Copy out the lines from the one with "edit-text-label: Edit Text..." to the one with "checkmark-icon <box>43 219 59 232</box>", replacing "interactable" with "clickable" and keeping everything else the same.
▬▬▬▬▬▬▬▬▬▬
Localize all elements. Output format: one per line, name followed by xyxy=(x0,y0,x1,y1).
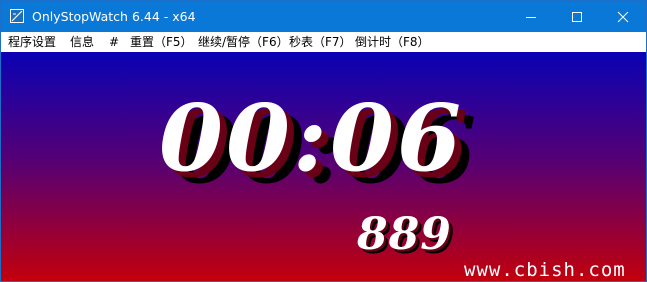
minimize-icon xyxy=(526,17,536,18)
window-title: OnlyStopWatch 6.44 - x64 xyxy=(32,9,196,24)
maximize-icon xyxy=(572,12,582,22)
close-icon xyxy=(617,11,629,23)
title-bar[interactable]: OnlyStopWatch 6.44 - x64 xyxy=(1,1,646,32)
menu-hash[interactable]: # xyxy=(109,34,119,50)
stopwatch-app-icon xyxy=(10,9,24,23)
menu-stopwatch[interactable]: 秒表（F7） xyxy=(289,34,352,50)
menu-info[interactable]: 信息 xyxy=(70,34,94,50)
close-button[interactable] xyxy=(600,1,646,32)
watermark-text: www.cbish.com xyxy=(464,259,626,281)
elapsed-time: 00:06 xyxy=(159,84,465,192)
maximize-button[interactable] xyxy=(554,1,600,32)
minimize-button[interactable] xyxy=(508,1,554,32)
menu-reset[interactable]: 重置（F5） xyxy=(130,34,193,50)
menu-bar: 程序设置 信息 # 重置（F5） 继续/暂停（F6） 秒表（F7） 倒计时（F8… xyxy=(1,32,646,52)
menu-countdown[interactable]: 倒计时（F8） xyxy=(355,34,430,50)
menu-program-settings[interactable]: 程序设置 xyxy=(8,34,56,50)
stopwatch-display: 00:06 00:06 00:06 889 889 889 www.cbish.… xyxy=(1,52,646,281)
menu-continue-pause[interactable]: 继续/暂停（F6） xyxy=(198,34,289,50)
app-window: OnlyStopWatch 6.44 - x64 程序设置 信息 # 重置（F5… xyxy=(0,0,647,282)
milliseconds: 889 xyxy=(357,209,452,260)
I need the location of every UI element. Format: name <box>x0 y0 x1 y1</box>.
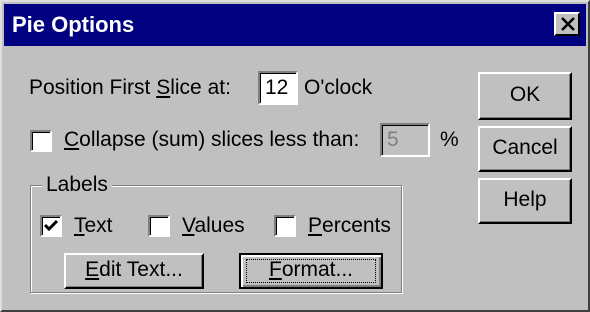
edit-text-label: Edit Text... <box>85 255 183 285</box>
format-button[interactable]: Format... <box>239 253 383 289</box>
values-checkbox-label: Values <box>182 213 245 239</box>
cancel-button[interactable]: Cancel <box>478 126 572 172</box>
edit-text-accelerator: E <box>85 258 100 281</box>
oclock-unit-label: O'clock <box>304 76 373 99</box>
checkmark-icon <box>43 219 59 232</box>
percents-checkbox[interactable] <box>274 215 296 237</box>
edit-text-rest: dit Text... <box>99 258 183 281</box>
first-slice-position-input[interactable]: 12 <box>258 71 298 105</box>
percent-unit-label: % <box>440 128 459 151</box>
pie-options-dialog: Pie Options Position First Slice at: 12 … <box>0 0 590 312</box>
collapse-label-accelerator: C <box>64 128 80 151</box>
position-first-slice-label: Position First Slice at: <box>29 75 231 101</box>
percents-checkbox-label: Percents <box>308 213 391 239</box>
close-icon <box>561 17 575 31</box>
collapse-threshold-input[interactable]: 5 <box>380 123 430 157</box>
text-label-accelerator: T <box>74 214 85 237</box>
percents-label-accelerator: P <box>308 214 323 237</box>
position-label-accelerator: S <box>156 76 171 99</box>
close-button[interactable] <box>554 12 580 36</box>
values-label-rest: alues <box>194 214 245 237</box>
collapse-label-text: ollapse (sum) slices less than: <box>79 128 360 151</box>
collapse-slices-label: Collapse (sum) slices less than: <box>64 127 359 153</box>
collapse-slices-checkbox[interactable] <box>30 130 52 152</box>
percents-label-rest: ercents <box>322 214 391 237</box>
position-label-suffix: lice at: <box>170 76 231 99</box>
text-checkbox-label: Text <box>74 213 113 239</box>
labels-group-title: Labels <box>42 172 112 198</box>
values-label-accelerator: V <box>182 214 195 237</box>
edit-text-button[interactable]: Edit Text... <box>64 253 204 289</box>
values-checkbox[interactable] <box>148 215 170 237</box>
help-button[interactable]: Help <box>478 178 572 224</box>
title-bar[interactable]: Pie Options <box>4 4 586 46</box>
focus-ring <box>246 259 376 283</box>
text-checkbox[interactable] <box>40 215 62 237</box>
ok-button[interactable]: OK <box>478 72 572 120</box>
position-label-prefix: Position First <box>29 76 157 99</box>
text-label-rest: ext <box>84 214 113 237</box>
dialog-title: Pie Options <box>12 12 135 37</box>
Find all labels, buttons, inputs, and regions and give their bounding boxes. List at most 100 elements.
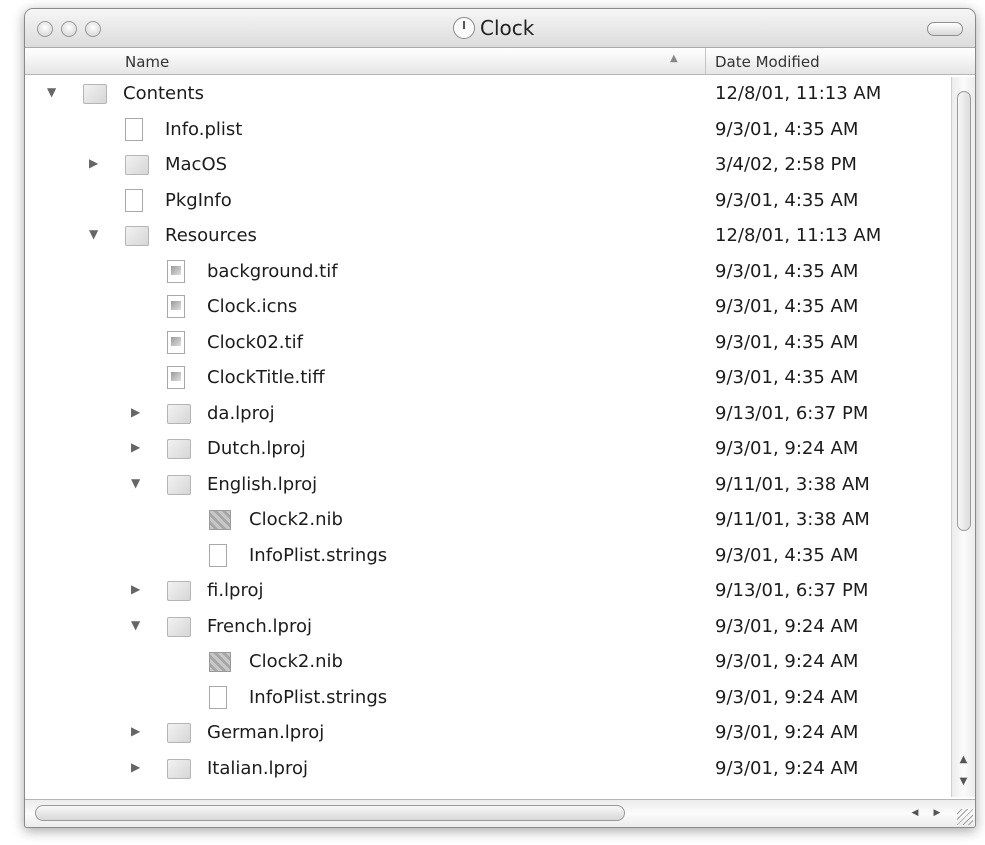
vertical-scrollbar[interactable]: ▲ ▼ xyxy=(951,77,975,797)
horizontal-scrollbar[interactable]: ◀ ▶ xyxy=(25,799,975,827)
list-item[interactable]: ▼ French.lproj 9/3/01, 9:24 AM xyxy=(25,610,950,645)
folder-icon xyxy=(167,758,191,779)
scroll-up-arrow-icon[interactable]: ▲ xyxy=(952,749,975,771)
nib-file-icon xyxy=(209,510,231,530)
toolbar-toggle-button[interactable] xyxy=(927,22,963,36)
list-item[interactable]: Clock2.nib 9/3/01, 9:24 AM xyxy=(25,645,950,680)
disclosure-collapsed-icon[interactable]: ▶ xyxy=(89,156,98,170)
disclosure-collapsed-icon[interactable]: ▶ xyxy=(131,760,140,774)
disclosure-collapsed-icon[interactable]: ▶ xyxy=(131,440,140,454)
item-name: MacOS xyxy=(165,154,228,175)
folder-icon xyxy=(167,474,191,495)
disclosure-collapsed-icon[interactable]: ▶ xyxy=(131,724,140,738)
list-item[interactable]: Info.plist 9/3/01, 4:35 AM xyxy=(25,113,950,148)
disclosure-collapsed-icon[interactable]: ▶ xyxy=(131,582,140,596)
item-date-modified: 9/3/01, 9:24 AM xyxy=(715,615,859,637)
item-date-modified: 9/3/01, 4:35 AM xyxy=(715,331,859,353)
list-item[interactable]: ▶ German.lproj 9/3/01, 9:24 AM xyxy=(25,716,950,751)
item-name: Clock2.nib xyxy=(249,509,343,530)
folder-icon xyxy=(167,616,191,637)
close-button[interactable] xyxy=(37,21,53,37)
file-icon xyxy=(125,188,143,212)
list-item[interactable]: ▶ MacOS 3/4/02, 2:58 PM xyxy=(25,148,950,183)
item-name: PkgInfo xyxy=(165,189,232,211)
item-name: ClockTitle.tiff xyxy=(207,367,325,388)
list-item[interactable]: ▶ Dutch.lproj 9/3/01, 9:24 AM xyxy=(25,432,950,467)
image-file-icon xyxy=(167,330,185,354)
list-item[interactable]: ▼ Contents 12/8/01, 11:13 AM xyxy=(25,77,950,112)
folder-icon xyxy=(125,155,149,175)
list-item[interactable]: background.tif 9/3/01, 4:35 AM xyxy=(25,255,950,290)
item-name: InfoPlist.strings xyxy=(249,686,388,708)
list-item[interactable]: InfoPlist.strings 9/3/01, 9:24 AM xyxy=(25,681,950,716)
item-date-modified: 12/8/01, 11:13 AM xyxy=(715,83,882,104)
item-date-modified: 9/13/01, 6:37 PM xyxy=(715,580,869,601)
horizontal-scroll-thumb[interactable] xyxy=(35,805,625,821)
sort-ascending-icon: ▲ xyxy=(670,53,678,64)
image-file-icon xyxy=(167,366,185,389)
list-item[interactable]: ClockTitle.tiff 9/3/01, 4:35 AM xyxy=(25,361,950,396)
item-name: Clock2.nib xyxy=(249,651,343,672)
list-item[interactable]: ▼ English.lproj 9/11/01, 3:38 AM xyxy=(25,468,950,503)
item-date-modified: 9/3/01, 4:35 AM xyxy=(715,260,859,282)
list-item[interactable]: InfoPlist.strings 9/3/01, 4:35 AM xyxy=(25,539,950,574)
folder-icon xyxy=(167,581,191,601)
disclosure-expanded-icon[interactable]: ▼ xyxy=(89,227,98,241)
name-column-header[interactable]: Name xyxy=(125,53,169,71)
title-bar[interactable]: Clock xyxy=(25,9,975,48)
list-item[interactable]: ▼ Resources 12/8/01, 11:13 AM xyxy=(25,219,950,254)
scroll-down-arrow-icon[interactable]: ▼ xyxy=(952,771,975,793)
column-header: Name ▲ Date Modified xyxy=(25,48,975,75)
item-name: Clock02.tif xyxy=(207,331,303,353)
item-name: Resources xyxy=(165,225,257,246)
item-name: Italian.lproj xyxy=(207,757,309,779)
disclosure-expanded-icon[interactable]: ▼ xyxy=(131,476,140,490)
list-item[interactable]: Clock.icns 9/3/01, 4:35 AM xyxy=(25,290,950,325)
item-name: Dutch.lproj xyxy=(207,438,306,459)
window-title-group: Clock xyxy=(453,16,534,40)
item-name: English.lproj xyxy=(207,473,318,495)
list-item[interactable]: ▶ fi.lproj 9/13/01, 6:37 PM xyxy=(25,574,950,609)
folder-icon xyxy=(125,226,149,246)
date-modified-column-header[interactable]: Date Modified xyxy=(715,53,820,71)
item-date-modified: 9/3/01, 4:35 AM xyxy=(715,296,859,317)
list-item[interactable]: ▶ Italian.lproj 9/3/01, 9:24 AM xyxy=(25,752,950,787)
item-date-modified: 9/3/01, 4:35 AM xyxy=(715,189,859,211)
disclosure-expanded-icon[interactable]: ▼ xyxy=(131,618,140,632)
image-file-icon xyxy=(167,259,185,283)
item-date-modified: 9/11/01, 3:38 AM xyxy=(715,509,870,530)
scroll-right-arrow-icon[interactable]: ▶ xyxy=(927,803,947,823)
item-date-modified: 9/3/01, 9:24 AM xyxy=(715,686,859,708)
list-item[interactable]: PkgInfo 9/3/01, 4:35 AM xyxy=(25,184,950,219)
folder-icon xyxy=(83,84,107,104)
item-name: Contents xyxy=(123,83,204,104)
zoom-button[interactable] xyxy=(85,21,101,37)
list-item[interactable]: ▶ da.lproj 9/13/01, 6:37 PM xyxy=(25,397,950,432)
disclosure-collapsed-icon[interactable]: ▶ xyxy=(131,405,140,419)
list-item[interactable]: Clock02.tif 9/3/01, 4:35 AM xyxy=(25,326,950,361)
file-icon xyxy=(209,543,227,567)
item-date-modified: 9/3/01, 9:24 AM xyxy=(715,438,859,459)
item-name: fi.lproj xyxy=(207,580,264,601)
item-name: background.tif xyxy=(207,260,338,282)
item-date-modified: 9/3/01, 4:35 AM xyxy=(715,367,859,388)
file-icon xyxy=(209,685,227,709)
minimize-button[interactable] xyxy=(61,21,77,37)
▬▬▬▬▬▬▬▬▬▬
**RESULT FOR THIS EXERCISE:**
edit-text-label: Edit Text... <box>85 255 183 285</box>
format-button[clickable]: Format... <box>239 253 383 289</box>
values-checkbox-label: Values <box>182 213 245 239</box>
cancel-button[clickable]: Cancel <box>478 126 572 172</box>
edit-text-accelerator: E <box>85 258 100 281</box>
oclock-unit-label: O'clock <box>304 76 373 99</box>
checkmark-icon <box>43 219 59 232</box>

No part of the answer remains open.